● **Problem requirements**
Below is a listing; reproduce each line of it exactly.

● **Given records**
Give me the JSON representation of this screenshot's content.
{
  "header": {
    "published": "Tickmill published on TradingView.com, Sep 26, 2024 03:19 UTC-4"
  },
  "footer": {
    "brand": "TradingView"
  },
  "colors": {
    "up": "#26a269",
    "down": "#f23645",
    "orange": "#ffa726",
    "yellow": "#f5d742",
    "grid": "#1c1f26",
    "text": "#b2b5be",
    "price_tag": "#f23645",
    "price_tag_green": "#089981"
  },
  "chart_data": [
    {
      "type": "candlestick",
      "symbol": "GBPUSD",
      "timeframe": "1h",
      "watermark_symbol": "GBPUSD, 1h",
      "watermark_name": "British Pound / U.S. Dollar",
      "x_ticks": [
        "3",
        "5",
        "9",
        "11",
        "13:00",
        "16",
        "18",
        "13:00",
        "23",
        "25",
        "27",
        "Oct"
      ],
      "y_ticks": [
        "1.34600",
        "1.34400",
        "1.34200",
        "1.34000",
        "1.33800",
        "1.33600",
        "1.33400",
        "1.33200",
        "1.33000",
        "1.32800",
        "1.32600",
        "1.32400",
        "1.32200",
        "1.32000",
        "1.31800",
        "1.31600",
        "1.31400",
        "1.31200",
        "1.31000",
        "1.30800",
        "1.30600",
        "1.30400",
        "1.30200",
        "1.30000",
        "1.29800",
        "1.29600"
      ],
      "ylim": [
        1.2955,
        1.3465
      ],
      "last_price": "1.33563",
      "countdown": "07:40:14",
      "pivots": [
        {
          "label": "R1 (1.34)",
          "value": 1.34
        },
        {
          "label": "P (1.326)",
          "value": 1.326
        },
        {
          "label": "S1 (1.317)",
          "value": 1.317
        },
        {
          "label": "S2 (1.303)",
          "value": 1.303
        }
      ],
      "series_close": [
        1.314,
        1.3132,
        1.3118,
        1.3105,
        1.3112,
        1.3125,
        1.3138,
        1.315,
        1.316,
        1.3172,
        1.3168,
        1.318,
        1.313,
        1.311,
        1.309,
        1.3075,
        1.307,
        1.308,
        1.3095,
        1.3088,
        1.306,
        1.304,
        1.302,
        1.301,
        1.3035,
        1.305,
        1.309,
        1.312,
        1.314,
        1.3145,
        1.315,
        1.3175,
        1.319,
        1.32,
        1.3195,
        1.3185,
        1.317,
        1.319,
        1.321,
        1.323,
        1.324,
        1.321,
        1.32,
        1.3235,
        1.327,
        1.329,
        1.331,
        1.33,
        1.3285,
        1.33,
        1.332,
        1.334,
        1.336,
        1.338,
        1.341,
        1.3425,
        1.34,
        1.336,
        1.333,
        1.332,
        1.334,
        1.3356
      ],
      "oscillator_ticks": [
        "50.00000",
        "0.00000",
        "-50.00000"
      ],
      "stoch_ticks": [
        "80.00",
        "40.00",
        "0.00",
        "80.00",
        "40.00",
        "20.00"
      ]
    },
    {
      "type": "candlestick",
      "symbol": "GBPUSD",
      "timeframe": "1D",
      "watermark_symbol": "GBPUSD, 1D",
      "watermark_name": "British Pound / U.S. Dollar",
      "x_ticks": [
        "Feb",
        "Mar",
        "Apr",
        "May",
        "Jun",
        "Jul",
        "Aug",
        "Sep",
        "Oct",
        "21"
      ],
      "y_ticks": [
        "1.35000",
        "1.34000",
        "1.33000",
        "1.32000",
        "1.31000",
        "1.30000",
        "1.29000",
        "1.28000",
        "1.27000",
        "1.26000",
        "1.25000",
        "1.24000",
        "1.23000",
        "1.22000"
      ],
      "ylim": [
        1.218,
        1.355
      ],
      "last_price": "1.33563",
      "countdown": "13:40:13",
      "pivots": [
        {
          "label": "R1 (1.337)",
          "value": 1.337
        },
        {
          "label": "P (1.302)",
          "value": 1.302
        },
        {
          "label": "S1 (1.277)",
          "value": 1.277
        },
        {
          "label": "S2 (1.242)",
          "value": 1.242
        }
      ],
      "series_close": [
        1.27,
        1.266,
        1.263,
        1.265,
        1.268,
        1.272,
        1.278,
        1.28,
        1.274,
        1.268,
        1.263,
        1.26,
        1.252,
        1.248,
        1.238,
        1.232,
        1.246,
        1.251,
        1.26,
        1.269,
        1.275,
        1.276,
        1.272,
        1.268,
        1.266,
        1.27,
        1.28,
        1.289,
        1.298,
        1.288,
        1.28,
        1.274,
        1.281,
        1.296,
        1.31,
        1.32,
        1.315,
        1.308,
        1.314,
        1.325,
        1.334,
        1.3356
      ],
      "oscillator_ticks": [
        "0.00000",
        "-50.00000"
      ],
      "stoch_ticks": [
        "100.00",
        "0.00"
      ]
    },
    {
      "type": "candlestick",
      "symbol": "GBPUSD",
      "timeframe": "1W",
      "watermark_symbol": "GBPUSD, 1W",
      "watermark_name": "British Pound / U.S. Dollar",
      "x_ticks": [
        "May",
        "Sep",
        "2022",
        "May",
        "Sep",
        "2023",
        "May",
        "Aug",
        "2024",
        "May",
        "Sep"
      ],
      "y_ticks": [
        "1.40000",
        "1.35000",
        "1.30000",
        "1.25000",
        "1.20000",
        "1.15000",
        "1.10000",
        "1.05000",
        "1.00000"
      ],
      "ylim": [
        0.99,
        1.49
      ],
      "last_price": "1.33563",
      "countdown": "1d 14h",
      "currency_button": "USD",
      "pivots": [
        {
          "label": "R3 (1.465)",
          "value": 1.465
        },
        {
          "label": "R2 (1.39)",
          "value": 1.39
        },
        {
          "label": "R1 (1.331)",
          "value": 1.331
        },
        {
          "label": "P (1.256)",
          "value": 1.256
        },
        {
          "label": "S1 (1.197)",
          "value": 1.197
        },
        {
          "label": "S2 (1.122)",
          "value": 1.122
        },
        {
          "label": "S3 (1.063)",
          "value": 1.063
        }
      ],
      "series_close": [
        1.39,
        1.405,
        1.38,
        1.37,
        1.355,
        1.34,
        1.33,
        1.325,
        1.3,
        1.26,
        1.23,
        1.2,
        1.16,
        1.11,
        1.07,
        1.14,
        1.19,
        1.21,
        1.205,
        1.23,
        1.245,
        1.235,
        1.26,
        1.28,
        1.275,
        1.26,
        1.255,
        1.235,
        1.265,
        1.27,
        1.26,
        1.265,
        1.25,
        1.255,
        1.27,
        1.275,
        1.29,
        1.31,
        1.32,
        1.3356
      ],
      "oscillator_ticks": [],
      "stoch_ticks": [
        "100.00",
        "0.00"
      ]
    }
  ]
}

● **The completed task**
Give me the JSON representation of this screenshot's content.
{
  "header": {
    "published": "Tickmill published on TradingView.com, Sep 26, 2024 03:19 UTC-4"
  },
  "footer": {
    "brand": "TradingView"
  },
  "colors": {
    "up": "#26a269",
    "down": "#f23645",
    "orange": "#ffa726",
    "yellow": "#f5d742",
    "grid": "#1c1f26",
    "text": "#b2b5be",
    "price_tag": "#f23645",
    "price_tag_green": "#089981"
  },
  "chart_data": [
    {
      "type": "candlestick",
      "symbol": "GBPUSD",
      "timeframe": "1h",
      "watermark_symbol": "GBPUSD, 1h",
      "watermark_name": "British Pound / U.S. Dollar",
      "x_ticks": [
        "3",
        "5",
        "9",
        "11",
        "13:00",
        "16",
        "18",
        "13:00",
        "23",
        "25",
        "27",
        "Oct"
      ],
      "y_ticks": [
        "1.34600",
        "1.34400",
        "1.34200",
        "1.34000",
        "1.33800",
        "1.33600",
        "1.33400",
        "1.33200",
        "1.33000",
        "1.32800",
        "1.32600",
        "1.32400",
        "1.32200",
        "1.32000",
        "1.31800",
        "1.31600",
        "1.31400",
        "1.31200",
        "1.31000",
        "1.30800",
        "1.30600",
        "1.30400",
        "1.30200",
        "1.30000",
        "1.29800",
        "1.29600"
      ],
      "ylim": [
        1.2955,
        1.3465
      ],
      "last_price": "1.33563",
      "countdown": "07:40:14",
      "pivots": [
        {
          "label": "R1 (1.34)",
          "value": 1.34
        },
        {
          "label": "P (1.326)",
          "value": 1.326
        },
        {
          "label": "S1 (1.317)",
          "value": 1.317
        },
        {
          "label": "S2 (1.303)",
          "value": 1.303
        }
      ],
      "series_close": [
        1.314,
        1.3132,
        1.3118,
        1.3105,
        1.3112,
        1.3125,
        1.3138,
        1.315,
        1.316,
        1.3172,
        1.3168,
        1.318,
        1.313,
        1.311,
        1.309,
        1.3075,
        1.307,
        1.308,
        1.3095,
        1.3088,
        1.306,
        1.304,
        1.302,
        1.301,
        1.3035,
        1.305,
        1.309,
        1.312,
        1.314,
        1.3145,
        1.315,
        1.3175,
        1.319,
        1.32,
        1.3195,
        1.3185,
        1.317,
        1.319,
        1.321,
        1.323,
        1.324,
        1.321,
        1.32,
        1.3235,
        1.327,
        1.329,
        1.331,
        1.33,
        1.3285,
        1.33,
        1.332,
        1.334,
        1.336,
        1.338,
        1.341,
        1.3425,
        1.34,
        1.336,
        1.333,
        1.332,
        1.334,
        1.3356
      ],
      "oscillator_ticks": [
        "50.00000",
        "0.00000",
        "-50.00000"
      ],
      "stoch_ticks": [
        "80.00",
        "40.00",
        "0.00",
        "80.00",
        "40.00",
        "20.00"
      ]
    },
    {
      "type": "candlestick",
      "symbol": "GBPUSD",
      "timeframe": "1D",
      "watermark_symbol": "GBPUSD, 1D",
      "watermark_name": "British Pound / U.S. Dollar",
      "x_ticks": [
        "Feb",
        "Mar",
        "Apr",
        "May",
        "Jun",
        "Jul",
        "Aug",
        "Sep",
        "Oct",
        "21"
      ],
      "y_ticks": [
        "1.35000",
        "1.34000",
        "1.33000",
        "1.32000",
        "1.31000",
        "1.30000",
        "1.29000",
        "1.28000",
        "1.27000",
        "1.26000",
        "1.25000",
        "1.24000",
        "1.23000",
        "1.22000"
      ],
      "ylim": [
        1.218,
        1.355
      ],
      "last_price": "1.33563",
      "countdown": "13:40:13",
      "pivots": [
        {
          "label": "R1 (1.337)",
          "value": 1.337
        },
        {
          "label": "P (1.302)",
          "value": 1.302
        },
        {
          "label": "S1 (1.277)",
          "value": 1.277
        },
        {
          "label": "S2 (1.242)",
          "value": 1.242
        }
      ],
      "series_close": [
        1.27,
        1.266,
        1.263,
        1.265,
        1.268,
        1.272,
        1.278,
        1.28,
        1.274,
        1.268,
        1.263,
        1.26,
        1.252,
        1.248,
        1.238,
        1.232,
        1.246,
        1.251,
        1.26,
        1.269,
        1.275,
        1.276,
        1.272,
        1.268,
        1.266,
        1.27,
        1.28,
        1.289,
        1.298,
        1.288,
        1.28,
        1.274,
        1.281,
        1.296,
        1.31,
        1.32,
        1.315,
        1.308,
        1.314,
        1.325,
        1.334,
        1.3356
      ],
      "oscillator_ticks": [
        "0.00000",
        "-50.00000"
      ],
      "stoch_ticks": [
        "100.00",
        "0.00"
      ]
    },
    {
      "type": "candlestick",
      "symbol": "GBPUSD",
      "timeframe": "1W",
      "watermark_symbol": "GBPUSD, 1W",
      "watermark_name": "British Pound / U.S. Dollar",
      "x_ticks": [
        "May",
        "Sep",
        "2022",
        "May",
        "Sep",
        "2023",
        "May",
        "Aug",
        "2024",
        "May",
        "Sep"
      ],
      "y_ticks": [
        "1.40000",
        "1.35000",
        "1.30000",
        "1.25000",
        "1.20000",
        "1.15000",
        "1.10000",
        "1.05000",
        "1.00000"
      ],
      "ylim": [
        0.99,
        1.49
      ],
      "last_price": "1.33563",
      "countdown": "1d 14h",
      "currency_button": "USD",
      "pivots": [
        {
          "label": "R3 (1.465)",
          "value": 1.465
        },
        {
          "label": "R2 (1.39)",
          "value": 1.39
        },
        {
          "label": "R1 (1.331)",
          "value": 1.331
        },
        {
          "label": "P (1.256)",
          "value": 1.256
        },
        {
          "label": "S1 (1.197)",
          "value": 1.197
        },
        {
          "label": "S2 (1.122)",
          "value": 1.122
        },
        {
          "label": "S3 (1.063)",
          "value": 1.063
        }
      ],
      "series_close": [
        1.39,
        1.405,
        1.38,
        1.37,
        1.355,
        1.34,
        1.33,
        1.325,
        1.3,
        1.26,
        1.23,
        1.2,
        1.16,
        1.11,
        1.07,
        1.14,
        1.19,
        1.21,
        1.205,
        1.23,
        1.245,
        1.235,
        1.26,
        1.28,
        1.275,
        1.26,
        1.255,
        1.235,
        1.265,
        1.27,
        1.26,
        1.265,
        1.25,
        1.255,
        1.27,
        1.275,
        1.29,
        1.31,
        1.32,
        1.3356
      ],
      "oscillator_ticks": [],
      "stoch_ticks": [
        "100.00",
        "0.00"
      ]
    }
  ]
}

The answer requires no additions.